[Entries taken from a collection]
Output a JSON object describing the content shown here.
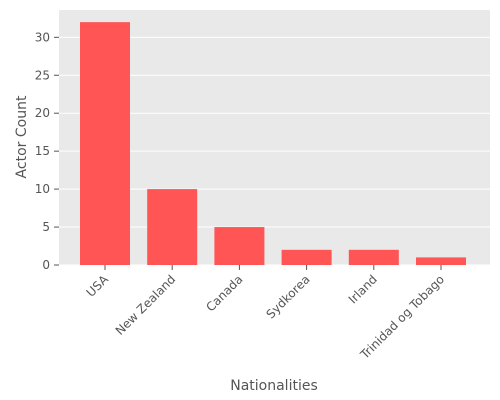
{
  "chart_data": {
    "type": "bar",
    "categories": [
      "USA",
      "New Zealand",
      "Canada",
      "Sydkorea",
      "Irland",
      "Trinidad og Tobago"
    ],
    "values": [
      32,
      10,
      5,
      2,
      2,
      1
    ],
    "title": "",
    "xlabel": "Nationalities",
    "ylabel": "Actor Count",
    "ylim": [
      0,
      33.6
    ],
    "yticks": [
      0,
      5,
      10,
      15,
      20,
      25,
      30
    ],
    "grid": true,
    "legend": "none",
    "bar_color": "#ff5555",
    "plot_background": "#e9e9e9"
  }
}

__STATED PROBLEM__
Print every entry exactly as written, without the pictures.

__FINISHED TASK__
Output a JSON object describing the content shown here.
{
  "chart_data": {
    "type": "bar",
    "categories": [
      "USA",
      "New Zealand",
      "Canada",
      "Sydkorea",
      "Irland",
      "Trinidad og Tobago"
    ],
    "values": [
      32,
      10,
      5,
      2,
      2,
      1
    ],
    "title": "",
    "xlabel": "Nationalities",
    "ylabel": "Actor Count",
    "ylim": [
      0,
      33.6
    ],
    "yticks": [
      0,
      5,
      10,
      15,
      20,
      25,
      30
    ],
    "grid": true,
    "legend": "none",
    "bar_color": "#ff5555",
    "plot_background": "#e9e9e9"
  }
}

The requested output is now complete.